§ The problem: Repeat the material below exactly, with no pictures.

(Extracted data entries)
★ ★ ★
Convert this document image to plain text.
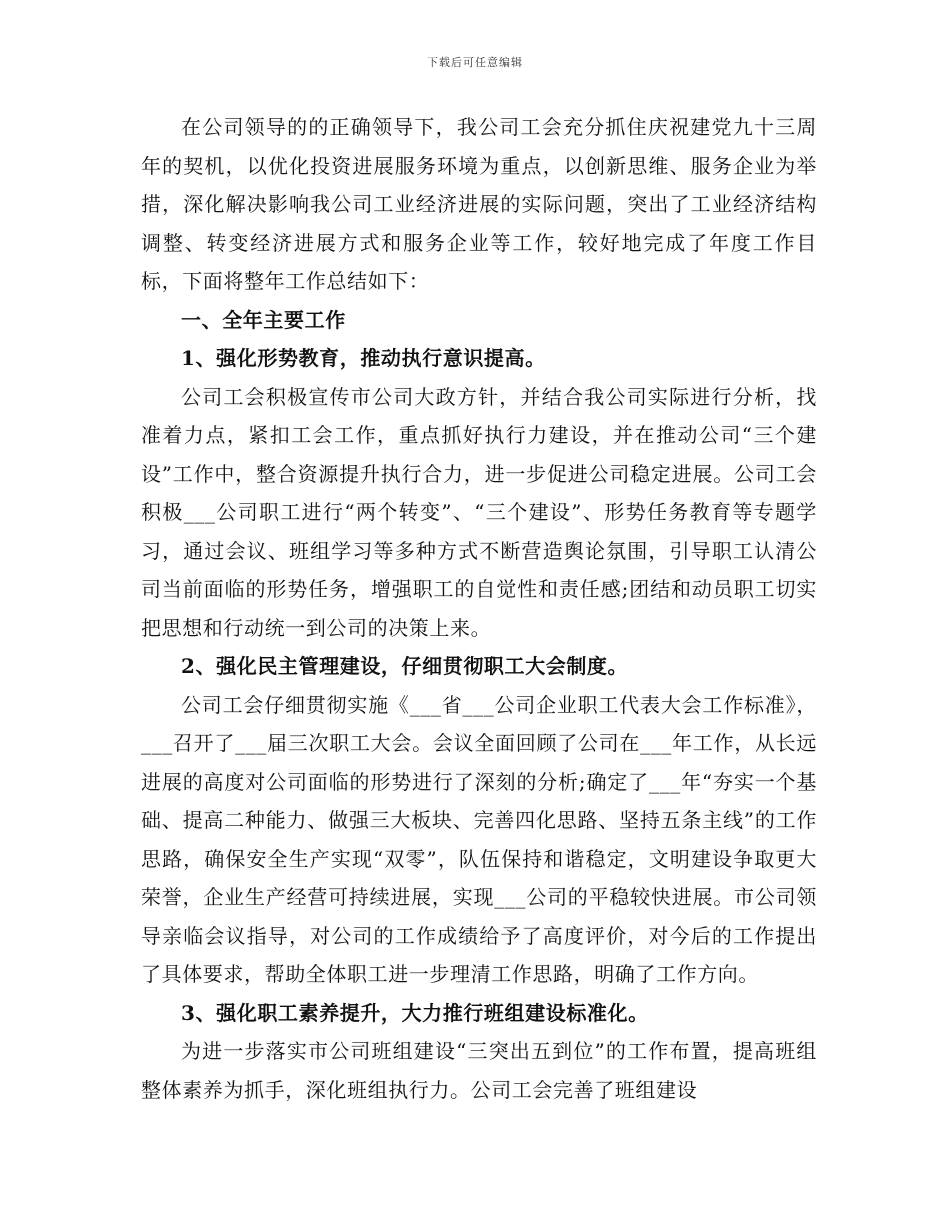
下载后可任意编辑

在公司领导的的正确领导下，我公司工会充分抓住庆祝建党九十三周年的契机，以优化投资进展服务环境为重点，以创新思维、服务企业为举措，深化解决影响我公司工业经济进展的实际问题，突出了工业经济结构调整、转变经济进展方式和服务企业等工作，较好地完成了年度工作目标，下面将整年工作总结如下：

一、全年主要工作

1、强化形势教育，推动执行意识提高。

公司工会积极宣传市公司大政方针，并结合我公司实际进行分析，找准着力点，紧扣工会工作，重点抓好执行力建设，并在推动公司“三个建设”工作中，整合资源提升执行合力，进一步促进公司稳定进展。公司工会积极___公司职工进行“两个转变”、“三个建设”、形势任务教育等专题学习，通过会议、班组学习等多种方式不断营造舆论氛围，引导职工认清公司当前面临的形势任务，增强职工的自觉性和责任感;团结和动员职工切实把思想和行动统一到公司的决策上来。

2、强化民主管理建设，仔细贯彻职工大会制度。

公司工会仔细贯彻实施《___省___公司企业职工代表大会工作标准》，___召开了___届三次职工大会。会议全面回顾了公司在___年工作，从长远进展的高度对公司面临的形势进行了深刻的分析;确定了___年“夯实一个基础、提高二种能力、做强三大板块、完善四化思路、坚持五条主线”的工作思路，确保安全生产实现“双零”，队伍保持和谐稳定，文明建设争取更大荣誉，企业生产经营可持续进展，实现___公司的平稳较快进展。市公司领导亲临会议指导，对公司的工作成绩给予了高度评价，对今后的工作提出了具体要求，帮助全体职工进一步理清工作思路，明确了工作方向。

3、强化职工素养提升，大力推行班组建设标准化。

为进一步落实市公司班组建设“三突出五到位”的工作布置，提高班组整体素养为抓手，深化班组执行力。公司工会完善了班组建设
★ ★ ★
§ Completed exercise:
Convert this document image to plain text.
下载后可任意编辑

在公司领导的的正确领导下，我公司工会充分抓住庆祝建党九十三周年的契机，以优化投资进展服务环境为重点，以创新思维、服务企业为举措，深化解决影响我公司工业经济进展的实际问题，突出了工业经济结构调整、转变经济进展方式和服务企业等工作，较好地完成了年度工作目标，下面将整年工作总结如下：

一、全年主要工作

1、强化形势教育，推动执行意识提高。

公司工会积极宣传市公司大政方针，并结合我公司实际进行分析，找准着力点，紧扣工会工作，重点抓好执行力建设，并在推动公司“三个建设”工作中，整合资源提升执行合力，进一步促进公司稳定进展。公司工会积极___公司职工进行“两个转变”、“三个建设”、形势任务教育等专题学习，通过会议、班组学习等多种方式不断营造舆论氛围，引导职工认清公司当前面临的形势任务，增强职工的自觉性和责任感;团结和动员职工切实把思想和行动统一到公司的决策上来。

2、强化民主管理建设，仔细贯彻职工大会制度。

公司工会仔细贯彻实施《___省___公司企业职工代表大会工作标准》，___召开了___届三次职工大会。会议全面回顾了公司在___年工作，从长远进展的高度对公司面临的形势进行了深刻的分析;确定了___年“夯实一个基础、提高二种能力、做强三大板块、完善四化思路、坚持五条主线”的工作思路，确保安全生产实现“双零”，队伍保持和谐稳定，文明建设争取更大荣誉，企业生产经营可持续进展，实现___公司的平稳较快进展。市公司领导亲临会议指导，对公司的工作成绩给予了高度评价，对今后的工作提出了具体要求，帮助全体职工进一步理清工作思路，明确了工作方向。

3、强化职工素养提升，大力推行班组建设标准化。

为进一步落实市公司班组建设“三突出五到位”的工作布置，提高班组整体素养为抓手，深化班组执行力。公司工会完善了班组建设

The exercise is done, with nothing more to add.